List all lines of the data that include the string "默认分组".

☆ ☆ ☆ ☆ ☆

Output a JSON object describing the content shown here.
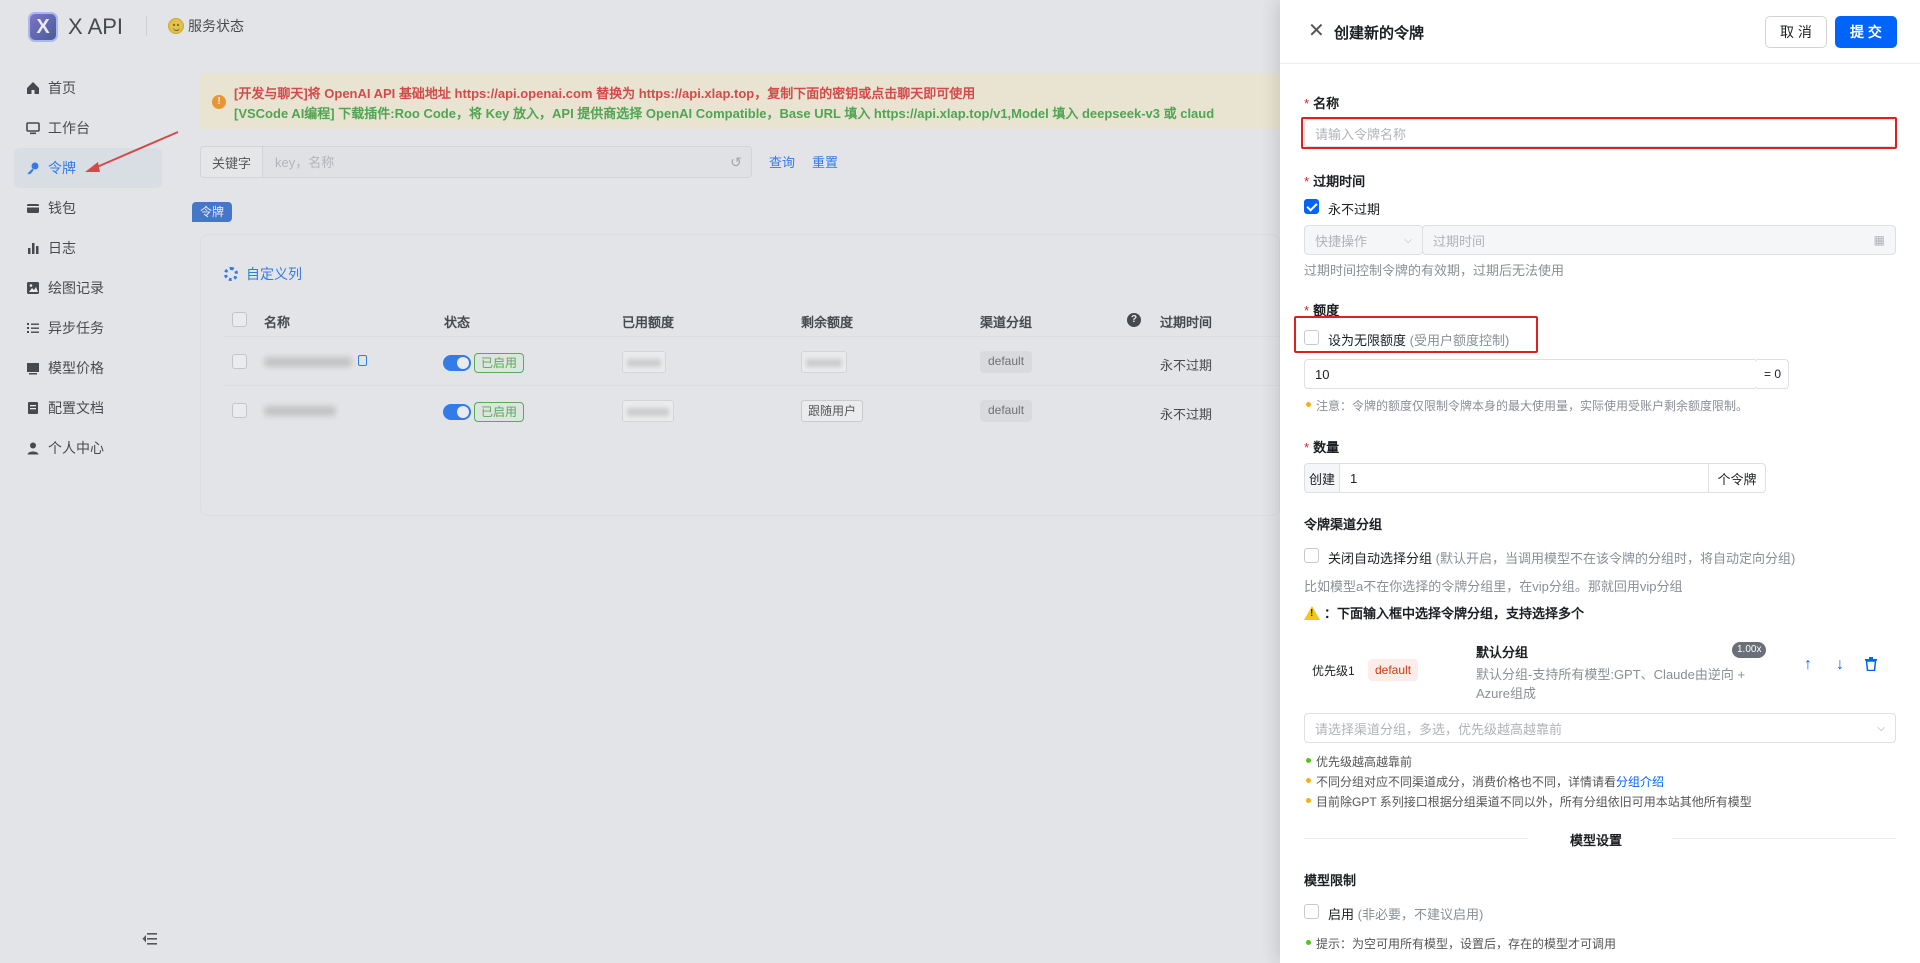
{
  "app": {
    "title": "X API",
    "logo_letter": "X",
    "status_link": "服务状态"
  },
  "sidebar": {
    "items": [
      {
        "label": "首页",
        "icon": "home-icon"
      },
      {
        "label": "工作台",
        "icon": "monitor-icon"
      },
      {
        "label": "令牌",
        "icon": "key-icon",
        "active": true
      },
      {
        "label": "钱包",
        "icon": "wallet-icon"
      },
      {
        "label": "日志",
        "icon": "bar-chart-icon"
      },
      {
        "label": "绘图记录",
        "icon": "image-icon"
      },
      {
        "label": "异步任务",
        "icon": "task-list-icon"
      },
      {
        "label": "模型价格",
        "icon": "price-icon"
      },
      {
        "label": "配置文档",
        "icon": "document-icon"
      },
      {
        "label": "个人中心",
        "icon": "user-icon"
      }
    ],
    "collapse_icon": "collapse-sidebar-icon"
  },
  "banner": {
    "line1": "[开发与聊天]将 OpenAI API 基础地址 https://api.openai.com 替换为 https://api.xlap.top，复制下面的密钥或点击聊天即可使用",
    "line2": "[VSCode AI编程] 下载插件:Roo Code，将 Key 放入，API 提供商选择 OpenAI Compatible，Base URL 填入 https://api.xlap.top/v1,Model 填入 deepseek-v3 或 claud",
    "colors": {
      "line1": "#e02020",
      "line2": "#2a9d2a",
      "background": "#fef6dc"
    }
  },
  "search": {
    "label": "关键字",
    "placeholder": "key，名称",
    "query_button": "查询",
    "reset_button": "重置"
  },
  "tokens_tag": "令牌",
  "table": {
    "custom_columns": "自定义列",
    "headers": [
      "名称",
      "状态",
      "已用额度",
      "剩余额度",
      "渠道分组",
      "过期时间"
    ],
    "rows": [
      {
        "status": "已启用",
        "remaining": "",
        "group": "default",
        "expires": "永不过期"
      },
      {
        "status": "已启用",
        "remaining": "跟随用户",
        "group": "default",
        "expires": "永不过期"
      }
    ]
  },
  "drawer": {
    "title": "创建新的令牌",
    "cancel": "取 消",
    "submit": "提 交",
    "name": {
      "label": "名称",
      "placeholder": "请输入令牌名称"
    },
    "expiry": {
      "label": "过期时间",
      "never_expire": "永不过期",
      "never_expire_checked": true,
      "quick_action_placeholder": "快捷操作",
      "time_placeholder": "过期时间",
      "help": "过期时间控制令牌的有效期，过期后无法使用"
    },
    "quota": {
      "label": "额度",
      "unlimited_label": "设为无限额度",
      "unlimited_hint": "(受用户额度控制)",
      "unlimited_checked": false,
      "value": "10",
      "equals": "= 0",
      "note": "注意：令牌的额度仅限制令牌本身的最大使用量，实际使用受账户剩余额度限制。"
    },
    "count": {
      "label": "数量",
      "prefix": "创建",
      "value": "1",
      "suffix": "个令牌"
    },
    "channel_group": {
      "label": "令牌渠道分组",
      "auto_select_label": "关闭自动选择分组",
      "auto_select_hint": "(默认开启，当调用模型不在该令牌的分组时，将自动定向分组)",
      "example": "比如模型a不在你选择的令牌分组里，在vip分组。那就回用vip分组",
      "warning": "：下面输入框中选择令牌分组，支持选择多个",
      "selected": {
        "priority": "优先级1",
        "tag": "default",
        "name": "默认分组",
        "ratio": "1.00x",
        "desc_line1": "默认分组-支持所有模型:GPT、Claude由逆向 +",
        "desc_line2": "Azure组成"
      },
      "select_placeholder": "请选择渠道分组，多选，优先级越高越靠前",
      "tips": [
        {
          "text": "优先级越高越靠前",
          "color": "#52c41a"
        },
        {
          "text": "不同分组对应不同渠道成分，消费价格也不同，详情请看",
          "link": "分组介绍",
          "color": "#faad14"
        },
        {
          "text": "目前除GPT 系列接口根据分组渠道不同以外，所有分组依旧可用本站其他所有模型",
          "color": "#faad14"
        }
      ]
    },
    "model_section": "模型设置",
    "model_limit": {
      "label": "模型限制",
      "enable_label": "启用",
      "enable_hint": "(非必要，不建议启用)",
      "tip": "提示：为空可用所有模型，设置后，存在的模型才可调用"
    }
  }
}
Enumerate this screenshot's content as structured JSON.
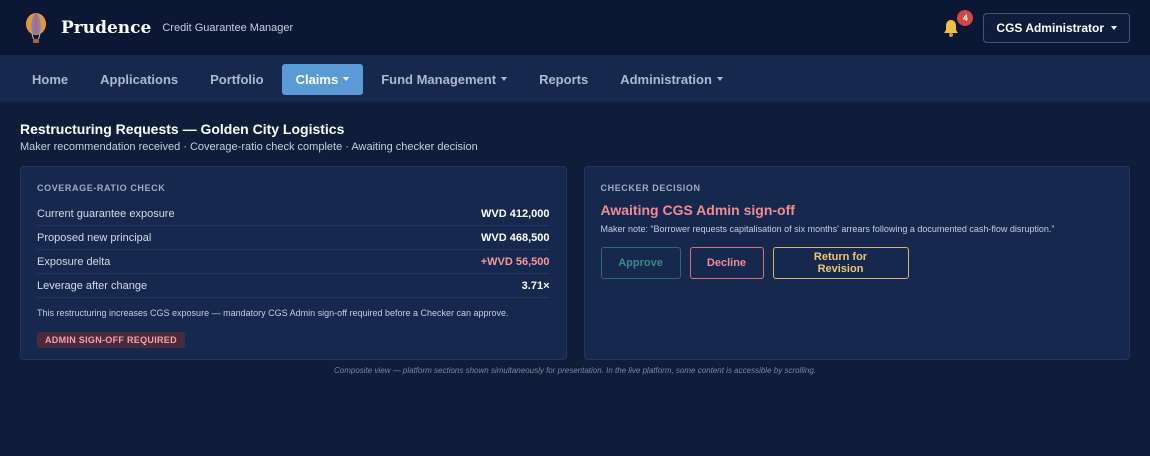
{
  "header": {
    "brand": "Prudence",
    "tagline": "Credit Guarantee Manager",
    "notification_count": "4",
    "user_label": "CGS Administrator"
  },
  "nav": {
    "items": [
      {
        "label": "Home"
      },
      {
        "label": "Applications"
      },
      {
        "label": "Portfolio"
      },
      {
        "label": "Claims"
      },
      {
        "label": "Fund Management"
      },
      {
        "label": "Reports"
      },
      {
        "label": "Administration"
      }
    ],
    "active": "Claims"
  },
  "page": {
    "title": "Restructuring Requests — Golden City Logistics",
    "subtitle": "Maker recommendation received · Coverage-ratio check complete · Awaiting checker decision"
  },
  "coverage": {
    "label": "COVERAGE-RATIO CHECK",
    "rows": [
      {
        "label": "Current guarantee exposure",
        "value": "WVD 412,000"
      },
      {
        "label": "Proposed new principal",
        "value": "WVD 468,500"
      },
      {
        "label": "Exposure delta",
        "value": "+WVD 56,500"
      },
      {
        "label": "Leverage after change",
        "value": "3.71×"
      }
    ],
    "note": "This restructuring increases CGS exposure — mandatory CGS Admin sign-off required before a Checker can approve.",
    "badge": "ADMIN SIGN-OFF REQUIRED"
  },
  "decision": {
    "label": "CHECKER DECISION",
    "status": "Awaiting CGS Admin sign-off",
    "maker_note": "Maker note: “Borrower requests capitalisation of six months' arrears following a documented cash-flow disruption.”",
    "approve_label": "Approve",
    "decline_label": "Decline",
    "revise_label": "Return for Revision"
  },
  "footnote": "Composite view — platform sections shown simultaneously for presentation. In the live platform, some content is accessible by scrolling.",
  "colors": {
    "background": "#0f1c3a",
    "nav_active": "#5b9bd5",
    "alert": "#f38b94",
    "warning": "#ecc774"
  }
}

☆ ☆ ☆ ☆ ☆

■ Reply to the exercise
        "name": "默认分组",
        "desc_line1": "默认分组-支持所有模型:GPT、Claude由逆向 +",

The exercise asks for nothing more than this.